[Written problem]
Write the records out again exactly, leaving no images in.

_ _ _ _ _

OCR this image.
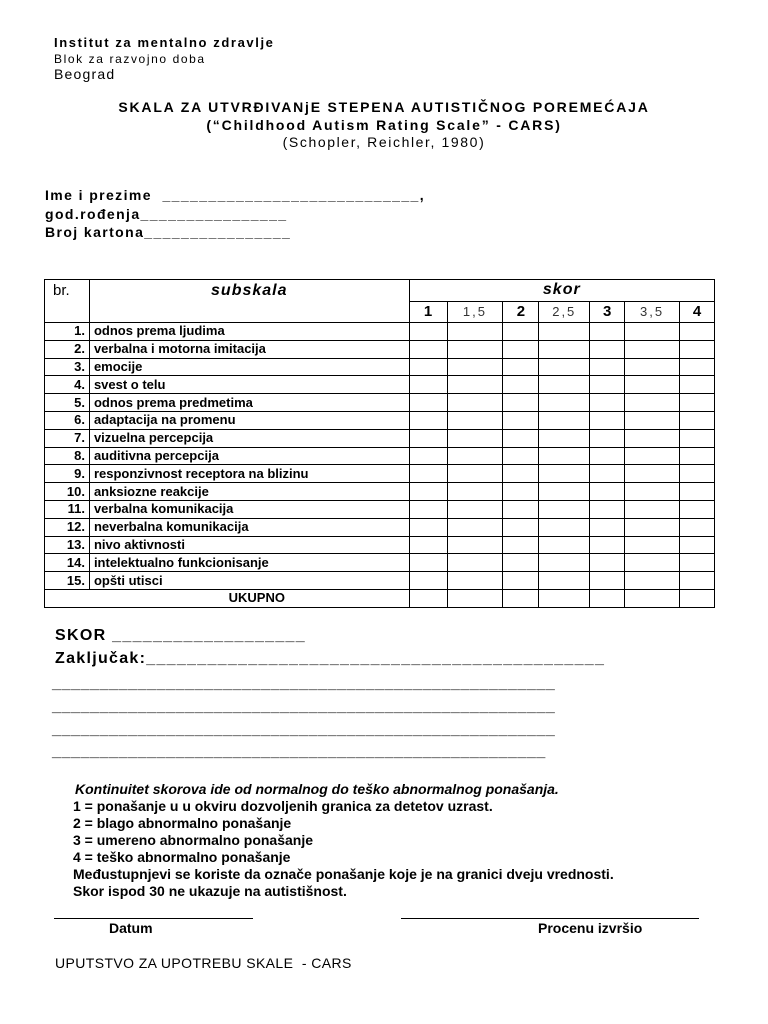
Institut za mentalno zdravlje
Blok za razvojno doba
Beograd
SKALA ZA UTVRĐIVANjE STEPENA AUTISTIČNOG POREMEĆAJA
(“Childhood Autism Rating Scale” - CARS)
(Schopler, Reichler, 1980)
Ime i prezime  ____________________________,
god.rođenja________________
Broj kartona________________
br.	subskala	skor						
		1	1,5	2	2,5	3	3,5	4
1.	odnos prema ljudima							
2.	verbalna i motorna imitacija							
3.	emocije							
4.	svest o telu							
5.	odnos prema predmetima							
6.	adaptacija na promenu							
7.	vizuelna percepcija							
8.	auditivna percepcija							
9.	responzivnost receptora na blizinu							
10.	anksiozne reakcije							
11.	verbalna komunikacija							
12.	neverbalna komunikacija							
13.	nivo aktivnosti							
14.	intelektualno funkcionisanje							
15.	opšti utisci							
UKUPNO								
SKOR ___________________
Zaključak:_____________________________________________
_____________________________________________________
_____________________________________________________
_____________________________________________________
____________________________________________________
Kontinuitet skorova ide od normalnog do teško abnormalnog ponašanja.
1 = ponašanje u u okviru dozvoljenih granica za detetov uzrast.
2 = blago abnormalno ponašanje
3 = umereno abnormalno ponašanje
4 = teško abnormalno ponašanje
Međustupnjevi se koriste da označe ponašanje koje je na granici dveju vrednosti.
Skor ispod 30 ne ukazuje na autistišnost.
Datum	Procenu izvršio
UPUTSTVO ZA UPOTREBU SKALE  - CARS
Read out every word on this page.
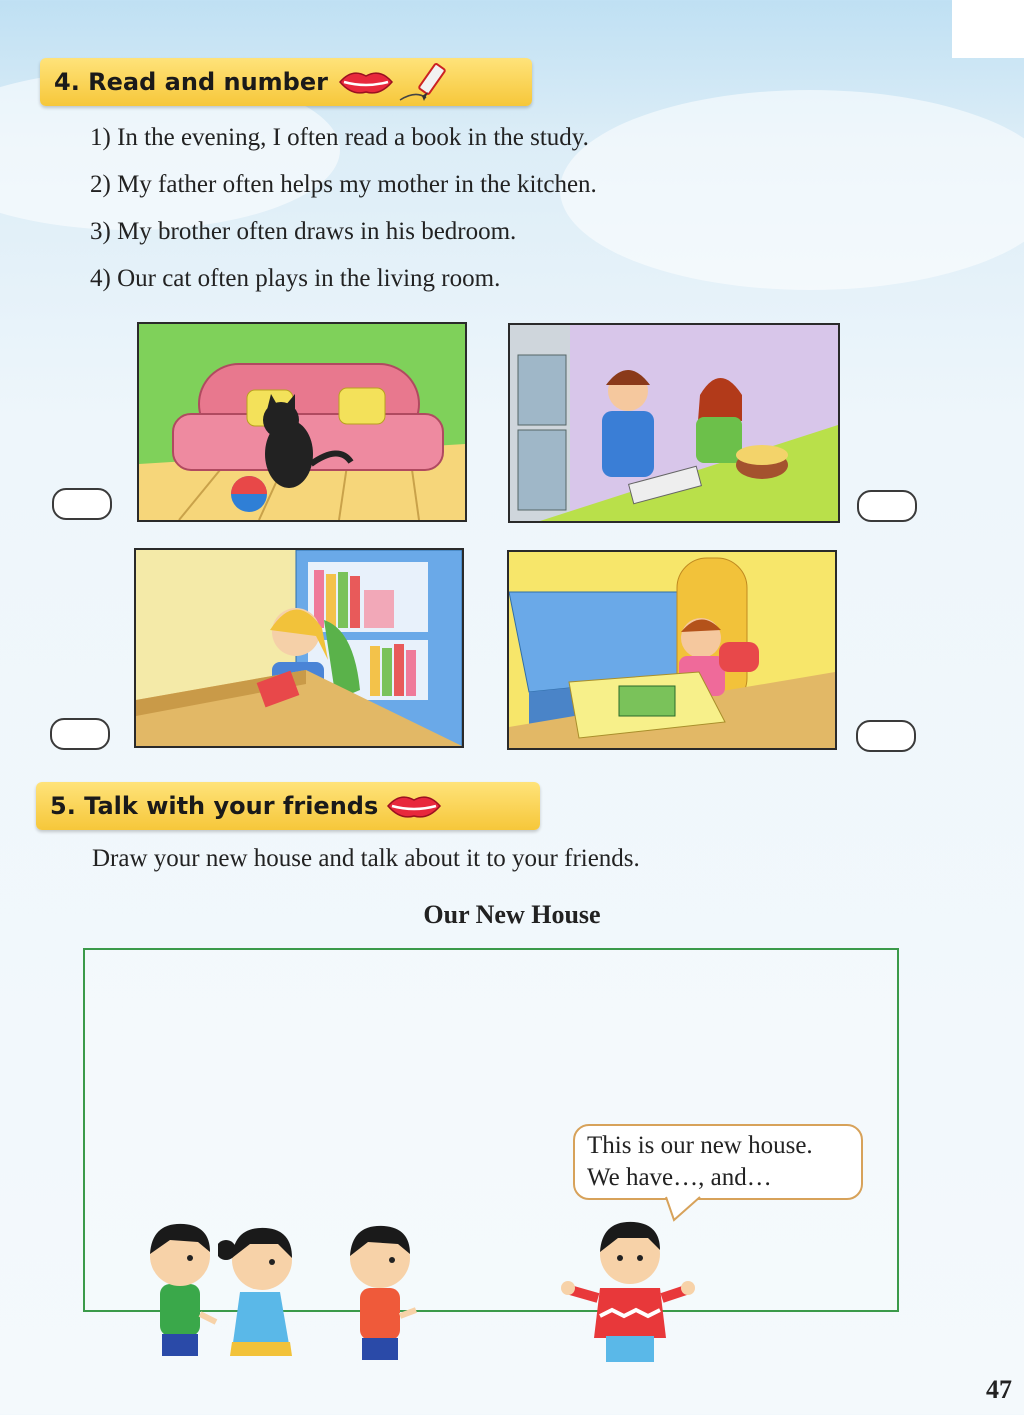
4. Read and number
1) In the evening, I often read a book in the study.
2) My father often helps my mother in the kitchen.
3) My brother often draws in his bedroom.
4) Our cat often plays in the living room.
5. Talk with your friends
Draw your new house and talk about it to your friends.
Our New House
This is our new house.
We have…, and…
47
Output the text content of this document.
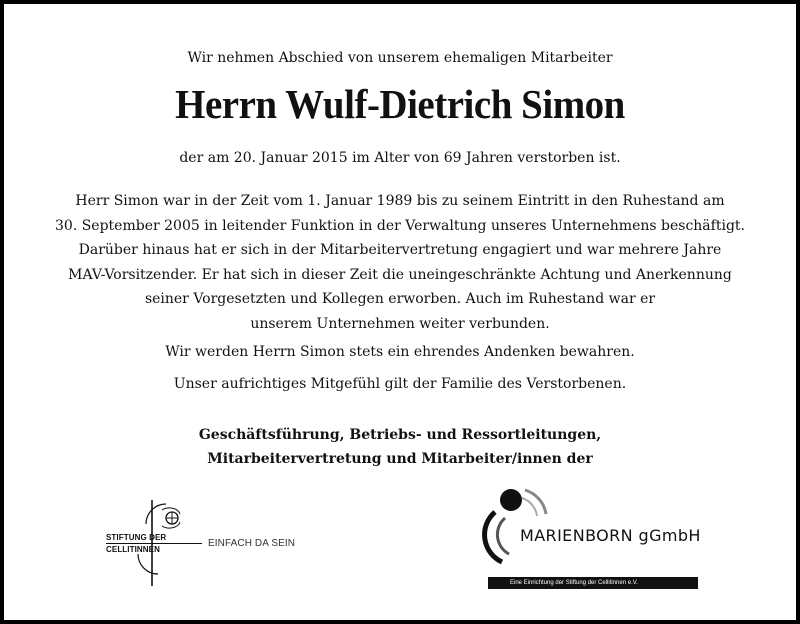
Wir nehmen Abschied von unserem ehemaligen Mitarbeiter
Herrn Wulf-Dietrich Simon
der am 20. Januar 2015 im Alter von 69 Jahren verstorben ist.
Herr Simon war in der Zeit vom 1. Januar 1989 bis zu seinem Eintritt in den Ruhestand am
30. September 2005 in leitender Funktion in der Verwaltung unseres Unternehmens beschäftigt.
Darüber hinaus hat er sich in der Mitarbeitervertretung engagiert und war mehrere Jahre
MAV-Vorsitzender. Er hat sich in dieser Zeit die uneingeschränkte Achtung und Anerkennung
seiner Vorgesetzten und Kollegen erworben. Auch im Ruhestand war er
unserem Unternehmen weiter verbunden.
Wir werden Herrn Simon stets ein ehrendes Andenken bewahren.
Unser aufrichtiges Mitgefühl gilt der Familie des Verstorbenen.
Geschäftsführung, Betriebs- und Ressortleitungen,
Mitarbeitervertretung und Mitarbeiter/innen der
STIFTUNG DER
CELLITINNEN
EINFACH DA SEIN	MARIENBORN gGmbH
Eine Einrichtung der Stiftung der Cellitinnen e.V.
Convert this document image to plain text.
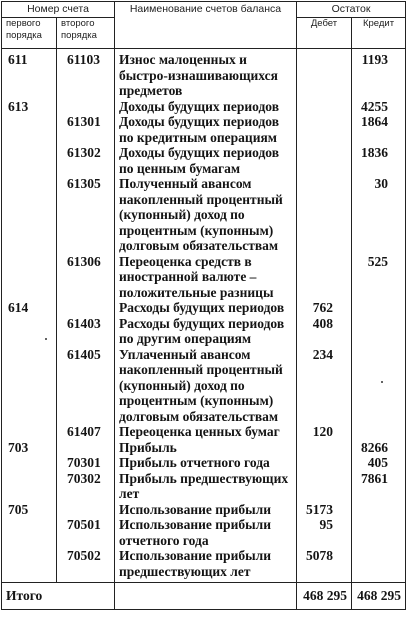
Номер счета		Наименование счетов баланса	Остаток	
первого порядка	второго порядка		Дебет	Кредит
611	61103	Износ малоценных и быстро-изнашивающихся предметов		1193
613		Доходы будущих периодов		4255
	61301	Доходы будущих периодов по кредитным операциям		1864
	61302	Доходы будущих периодов по ценным бумагам		1836
	61305	Полученный авансом накопленный процентный (купонный) доход по процентным (купонным) долговым обязательствам		30
	61306	Переоценка средств в иностранной валюте – положительные разницы		525
614		Расходы будущих периодов	762	
	61403	Расходы будущих периодов по другим операциям	408	
	61405	Уплаченный авансом накопленный процентный (купонный) доход по процентным (купонным) долговым обязательствам	234	
	61407	Переоценка ценных бумаг	120	
703		Прибыль		8266
	70301	Прибыль отчетного года		405
	70302	Прибыль предшествующих лет		7861
705		Использование прибыли	5173	
	70501	Использование прибыли отчетного года	95	
	70502	Использование прибыли предшествующих лет	5078	
Итого			468 295	468 295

_ _ _ _ _

[Completed task]
OCR this image.
Institut za mentalno zdravlje
Blok za razvojno doba
Beograd
SKALA ZA UTVRĐIVANjE STEPENA AUTISTIČNOG POREMEĆAJA
(“Childhood Autism Rating Scale” - CARS)
(Schopler, Reichler, 1980)
Ime i prezime  ____________________________,
god.rođenja________________
Broj kartona________________
br.	subskala	skor						
		1	1,5	2	2,5	3	3,5	4
1.	odnos prema ljudima							
2.	verbalna i motorna imitacija							
3.	emocije							
4.	svest o telu							
5.	odnos prema predmetima							
6.	adaptacija na promenu							
7.	vizuelna percepcija							
8.	auditivna percepcija							
9.	responzivnost receptora na blizinu							
10.	anksiozne reakcije							
11.	verbalna komunikacija							
12.	neverbalna komunikacija							
13.	nivo aktivnosti							
14.	intelektualno funkcionisanje							
15.	opšti utisci							
UKUPNO								
SKOR ___________________
Zaključak:_____________________________________________
_____________________________________________________
_____________________________________________________
_____________________________________________________
____________________________________________________
Kontinuitet skorova ide od normalnog do teško abnormalnog ponašanja.
1 = ponašanje u u okviru dozvoljenih granica za detetov uzrast.
2 = blago abnormalno ponašanje
3 = umereno abnormalno ponašanje
4 = teško abnormalno ponašanje
Međustupnjevi se koriste da označe ponašanje koje je na granici dveju vrednosti.
Skor ispod 30 ne ukazuje na autistišnost.
Datum	Procenu izvršio
UPUTSTVO ZA UPOTREBU SKALE  - CARS
Read out every word on this page.
4. Read and number
1) In the evening, I often read a book in the study.
2) My father often helps my mother in the kitchen.
3) My brother often draws in his bedroom.
4) Our cat often plays in the living room.
5. Talk with your friends
Draw your new house and talk about it to your friends.
Our New House
This is our new house.
We have…, and…
47
Output the text content of this document.
Wir nehmen Abschied von unserem ehemaligen Mitarbeiter
Herrn Wulf-Dietrich Simon
der am 20. Januar 2015 im Alter von 69 Jahren verstorben ist.
Herr Simon war in der Zeit vom 1. Januar 1989 bis zu seinem Eintritt in den Ruhestand am
30. September 2005 in leitender Funktion in der Verwaltung unseres Unternehmens beschäftigt.
Darüber hinaus hat er sich in der Mitarbeitervertretung engagiert und war mehrere Jahre
MAV-Vorsitzender. Er hat sich in dieser Zeit die uneingeschränkte Achtung und Anerkennung
seiner Vorgesetzten und Kollegen erworben. Auch im Ruhestand war er
unserem Unternehmen weiter verbunden.
Wir werden Herrn Simon stets ein ehrendes Andenken bewahren.
Unser aufrichtiges Mitgefühl gilt der Familie des Verstorbenen.
Geschäftsführung, Betriebs- und Ressortleitungen,
Mitarbeitervertretung und Mitarbeiter/innen der
STIFTUNG DER
CELLITINNEN
EINFACH DA SEIN	MARIENBORN gGmbH
Eine Einrichtung der Stiftung der Cellitinnen e.V.
Convert this document image to plain text.
Номер счета		Наименование счетов баланса	Остаток	
первого порядка	второго порядка		Дебет	Кредит
611	61103	Износ малоценных и быстро-изнашивающихся предметов		1193
613		Доходы будущих периодов		4255
	61301	Доходы будущих периодов по кредитным операциям		1864
	61302	Доходы будущих периодов по ценным бумагам		1836
	61305	Полученный авансом накопленный процентный (купонный) доход по процентным (купонным) долговым обязательствам		30
	61306	Переоценка средств в иностранной валюте – положительные разницы		525
614		Расходы будущих периодов	762	
	61403	Расходы будущих периодов по другим операциям	408	
	61405	Уплаченный авансом накопленный процентный (купонный) доход по процентным (купонным) долговым обязательствам	234	
	61407	Переоценка ценных бумаг	120	
703		Прибыль		8266
	70301	Прибыль отчетного года		405
	70302	Прибыль предшествующих лет		7861
705		Использование прибыли	5173	
	70501	Использование прибыли отчетного года	95	
	70502	Использование прибыли предшествующих лет	5078	
Итого			468 295	468 295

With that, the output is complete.